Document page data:
------------------------------------------------------------

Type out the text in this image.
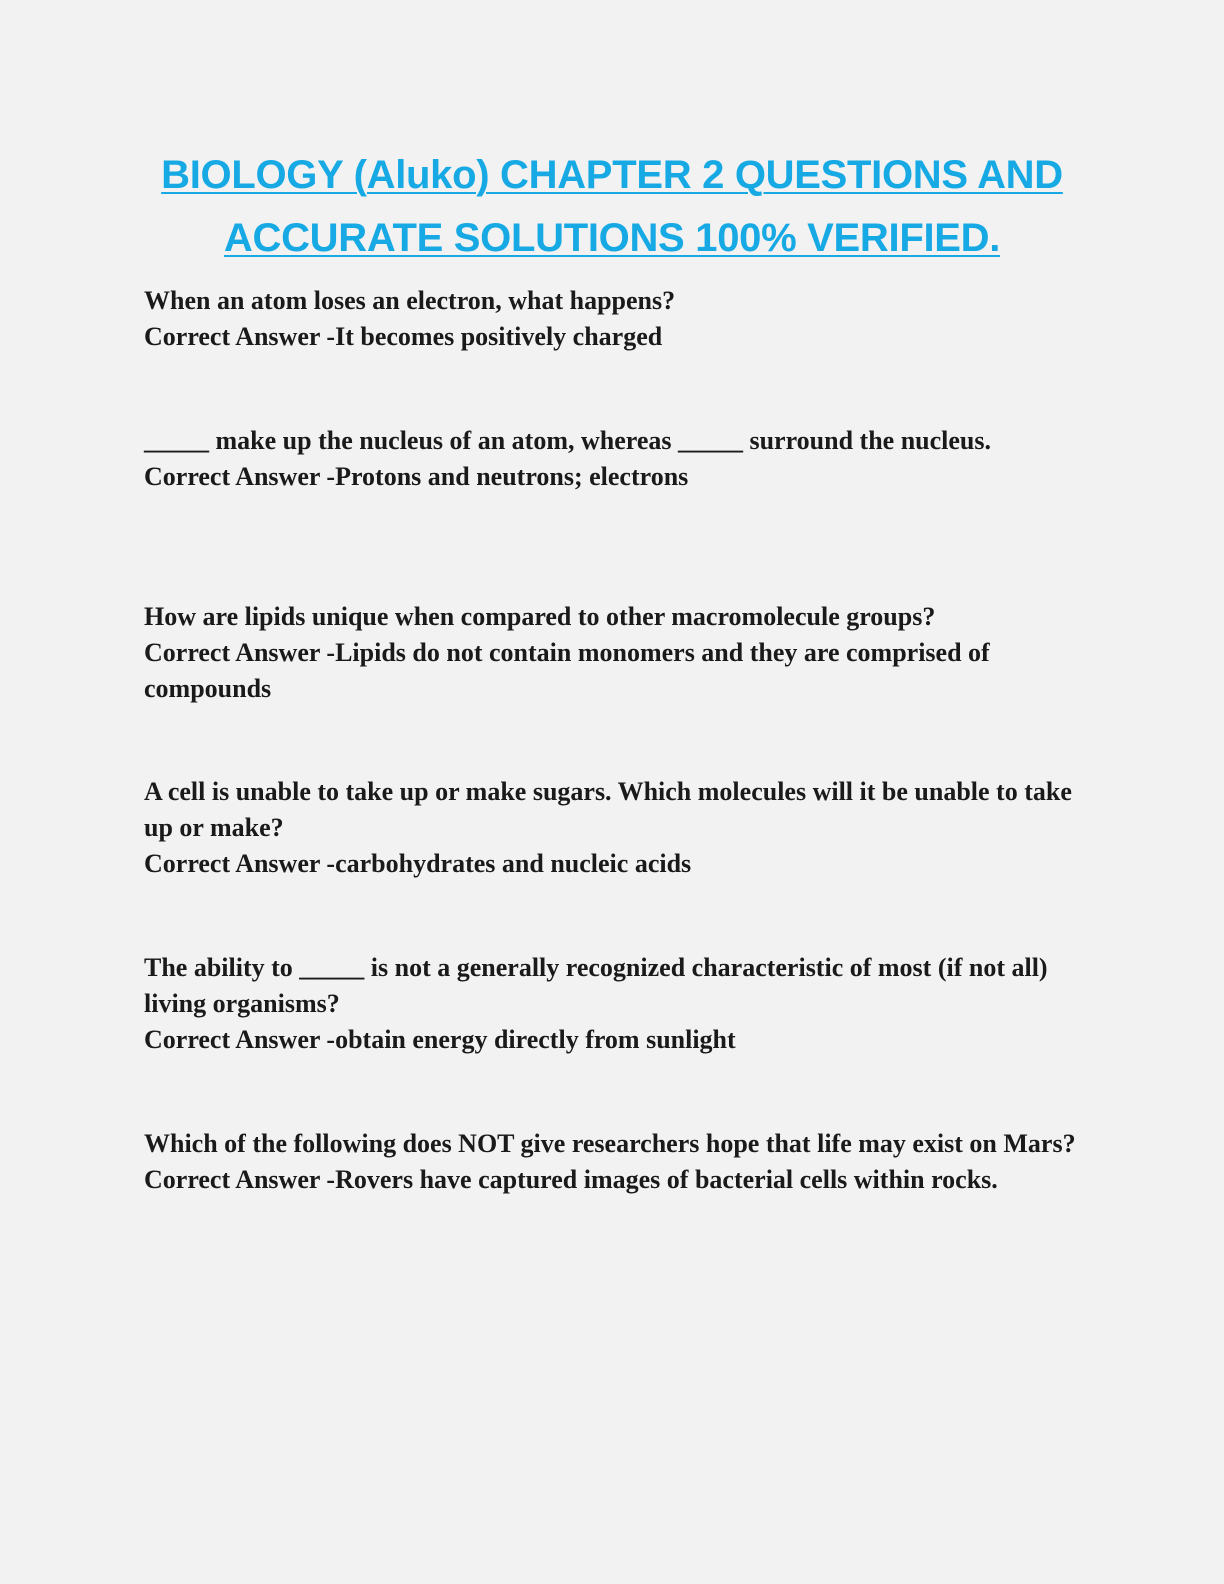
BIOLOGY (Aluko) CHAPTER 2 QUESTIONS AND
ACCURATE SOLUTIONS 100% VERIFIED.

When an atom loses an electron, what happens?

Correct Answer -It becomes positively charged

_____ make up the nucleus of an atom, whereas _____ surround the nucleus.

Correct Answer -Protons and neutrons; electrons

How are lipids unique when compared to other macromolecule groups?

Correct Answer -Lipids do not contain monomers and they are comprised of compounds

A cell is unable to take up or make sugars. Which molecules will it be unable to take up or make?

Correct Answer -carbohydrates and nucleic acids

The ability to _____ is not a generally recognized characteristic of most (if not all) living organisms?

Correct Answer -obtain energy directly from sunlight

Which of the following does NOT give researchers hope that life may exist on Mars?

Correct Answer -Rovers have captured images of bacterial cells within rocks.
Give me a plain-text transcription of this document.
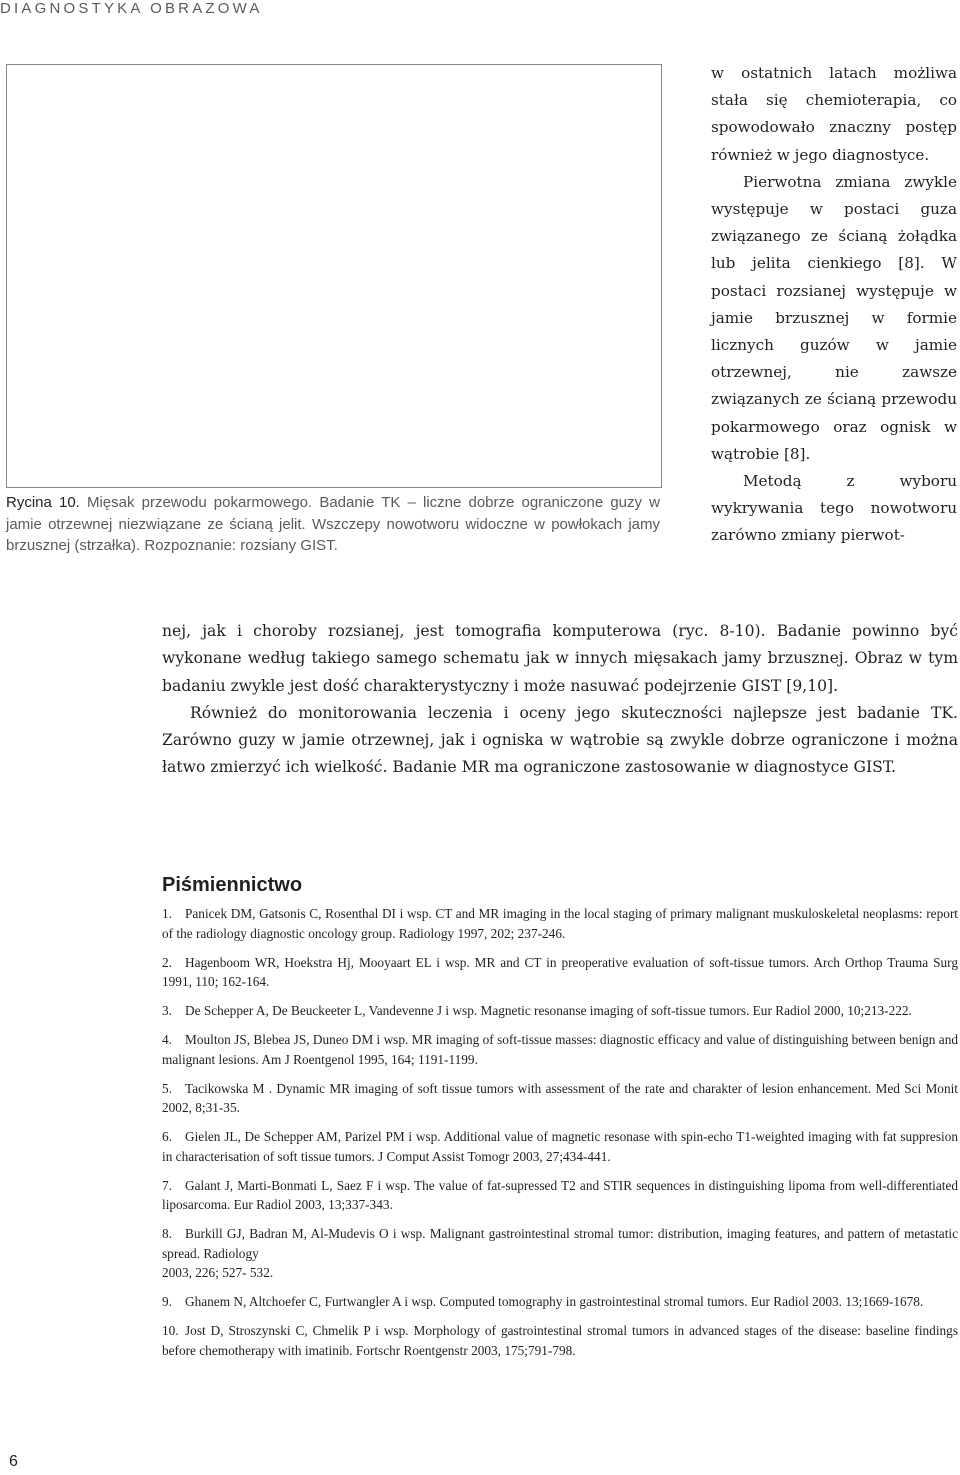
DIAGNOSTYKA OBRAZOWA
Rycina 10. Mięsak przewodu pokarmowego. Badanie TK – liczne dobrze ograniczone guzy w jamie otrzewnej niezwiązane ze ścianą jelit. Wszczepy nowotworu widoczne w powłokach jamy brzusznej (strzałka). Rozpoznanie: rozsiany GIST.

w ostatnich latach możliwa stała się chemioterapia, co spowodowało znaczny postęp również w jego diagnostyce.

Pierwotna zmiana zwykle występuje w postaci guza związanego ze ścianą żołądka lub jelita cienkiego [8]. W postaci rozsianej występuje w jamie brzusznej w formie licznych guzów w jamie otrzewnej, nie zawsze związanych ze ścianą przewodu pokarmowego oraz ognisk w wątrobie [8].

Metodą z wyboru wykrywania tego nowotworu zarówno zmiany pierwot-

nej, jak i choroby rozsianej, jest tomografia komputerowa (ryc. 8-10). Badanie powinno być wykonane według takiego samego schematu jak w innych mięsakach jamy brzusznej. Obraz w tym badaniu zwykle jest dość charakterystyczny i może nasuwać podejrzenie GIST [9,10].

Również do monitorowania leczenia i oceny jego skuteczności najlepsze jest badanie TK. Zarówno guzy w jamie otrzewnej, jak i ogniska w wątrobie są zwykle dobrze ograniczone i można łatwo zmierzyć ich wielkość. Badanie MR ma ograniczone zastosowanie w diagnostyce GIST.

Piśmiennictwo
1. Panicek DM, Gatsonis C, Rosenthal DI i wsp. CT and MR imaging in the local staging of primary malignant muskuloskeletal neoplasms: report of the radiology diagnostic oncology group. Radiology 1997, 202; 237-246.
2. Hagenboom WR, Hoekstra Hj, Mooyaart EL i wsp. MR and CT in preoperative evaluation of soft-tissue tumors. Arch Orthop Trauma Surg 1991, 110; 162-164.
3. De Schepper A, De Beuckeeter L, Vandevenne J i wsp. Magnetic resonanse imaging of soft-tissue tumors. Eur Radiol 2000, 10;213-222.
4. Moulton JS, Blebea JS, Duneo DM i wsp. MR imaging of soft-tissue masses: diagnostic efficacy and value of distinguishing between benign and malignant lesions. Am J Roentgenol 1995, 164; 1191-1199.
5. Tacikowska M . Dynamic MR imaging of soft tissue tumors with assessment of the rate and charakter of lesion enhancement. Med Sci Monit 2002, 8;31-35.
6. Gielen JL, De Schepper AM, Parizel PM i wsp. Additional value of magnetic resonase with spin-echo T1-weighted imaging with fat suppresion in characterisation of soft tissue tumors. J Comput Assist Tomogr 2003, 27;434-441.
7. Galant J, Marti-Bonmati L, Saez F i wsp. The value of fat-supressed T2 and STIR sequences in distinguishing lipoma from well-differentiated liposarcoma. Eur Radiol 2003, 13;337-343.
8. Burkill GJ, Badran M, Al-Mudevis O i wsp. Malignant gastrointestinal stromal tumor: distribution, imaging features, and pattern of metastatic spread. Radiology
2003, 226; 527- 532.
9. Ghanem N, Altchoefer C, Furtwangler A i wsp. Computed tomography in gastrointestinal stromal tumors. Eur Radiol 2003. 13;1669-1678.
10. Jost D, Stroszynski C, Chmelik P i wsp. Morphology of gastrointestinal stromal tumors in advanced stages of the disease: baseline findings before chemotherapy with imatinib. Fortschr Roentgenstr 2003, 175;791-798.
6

------------------------------------------------------------

PROBLEM TO WORK ON> Please provide a faithful transcription of all the data, pictures excluded.

RESPONSE BELOW>
Type out the text in this image.
BIOLOGY (Aluko) CHAPTER 2 QUESTIONS AND
ACCURATE SOLUTIONS 100% VERIFIED.

When an atom loses an electron, what happens?

Correct Answer -It becomes positively charged

_____ make up the nucleus of an atom, whereas _____ surround the nucleus.

Correct Answer -Protons and neutrons; electrons

How are lipids unique when compared to other macromolecule groups?

Correct Answer -Lipids do not contain monomers and they are comprised of compounds

A cell is unable to take up or make sugars. Which molecules will it be unable to take up or make?

Correct Answer -carbohydrates and nucleic acids

The ability to _____ is not a generally recognized characteristic of most (if not all) living organisms?

Correct Answer -obtain energy directly from sunlight

Which of the following does NOT give researchers hope that life may exist on Mars?

Correct Answer -Rovers have captured images of bacterial cells within rocks.
Give me a plain-text transcription of this document.
DIAGNOSTYKA OBRAZOWA
Rycina 10. Mięsak przewodu pokarmowego. Badanie TK – liczne dobrze ograniczone guzy w jamie otrzewnej niezwiązane ze ścianą jelit. Wszczepy nowotworu widoczne w powłokach jamy brzusznej (strzałka). Rozpoznanie: rozsiany GIST.

w ostatnich latach możliwa stała się chemioterapia, co spowodowało znaczny postęp również w jego diagnostyce.

Pierwotna zmiana zwykle występuje w postaci guza związanego ze ścianą żołądka lub jelita cienkiego [8]. W postaci rozsianej występuje w jamie brzusznej w formie licznych guzów w jamie otrzewnej, nie zawsze związanych ze ścianą przewodu pokarmowego oraz ognisk w wątrobie [8].

Metodą z wyboru wykrywania tego nowotworu zarówno zmiany pierwot-

nej, jak i choroby rozsianej, jest tomografia komputerowa (ryc. 8-10). Badanie powinno być wykonane według takiego samego schematu jak w innych mięsakach jamy brzusznej. Obraz w tym badaniu zwykle jest dość charakterystyczny i może nasuwać podejrzenie GIST [9,10].

Również do monitorowania leczenia i oceny jego skuteczności najlepsze jest badanie TK. Zarówno guzy w jamie otrzewnej, jak i ogniska w wątrobie są zwykle dobrze ograniczone i można łatwo zmierzyć ich wielkość. Badanie MR ma ograniczone zastosowanie w diagnostyce GIST.

Piśmiennictwo
1. Panicek DM, Gatsonis C, Rosenthal DI i wsp. CT and MR imaging in the local staging of primary malignant muskuloskeletal neoplasms: report of the radiology diagnostic oncology group. Radiology 1997, 202; 237-246.
2. Hagenboom WR, Hoekstra Hj, Mooyaart EL i wsp. MR and CT in preoperative evaluation of soft-tissue tumors. Arch Orthop Trauma Surg 1991, 110; 162-164.
3. De Schepper A, De Beuckeeter L, Vandevenne J i wsp. Magnetic resonanse imaging of soft-tissue tumors. Eur Radiol 2000, 10;213-222.
4. Moulton JS, Blebea JS, Duneo DM i wsp. MR imaging of soft-tissue masses: diagnostic efficacy and value of distinguishing between benign and malignant lesions. Am J Roentgenol 1995, 164; 1191-1199.
5. Tacikowska M . Dynamic MR imaging of soft tissue tumors with assessment of the rate and charakter of lesion enhancement. Med Sci Monit 2002, 8;31-35.
6. Gielen JL, De Schepper AM, Parizel PM i wsp. Additional value of magnetic resonase with spin-echo T1-weighted imaging with fat suppresion in characterisation of soft tissue tumors. J Comput Assist Tomogr 2003, 27;434-441.
7. Galant J, Marti-Bonmati L, Saez F i wsp. The value of fat-supressed T2 and STIR sequences in distinguishing lipoma from well-differentiated liposarcoma. Eur Radiol 2003, 13;337-343.
8. Burkill GJ, Badran M, Al-Mudevis O i wsp. Malignant gastrointestinal stromal tumor: distribution, imaging features, and pattern of metastatic spread. Radiology
2003, 226; 527- 532.
9. Ghanem N, Altchoefer C, Furtwangler A i wsp. Computed tomography in gastrointestinal stromal tumors. Eur Radiol 2003. 13;1669-1678.
10. Jost D, Stroszynski C, Chmelik P i wsp. Morphology of gastrointestinal stromal tumors in advanced stages of the disease: baseline findings before chemotherapy with imatinib. Fortschr Roentgenstr 2003, 175;791-798.
6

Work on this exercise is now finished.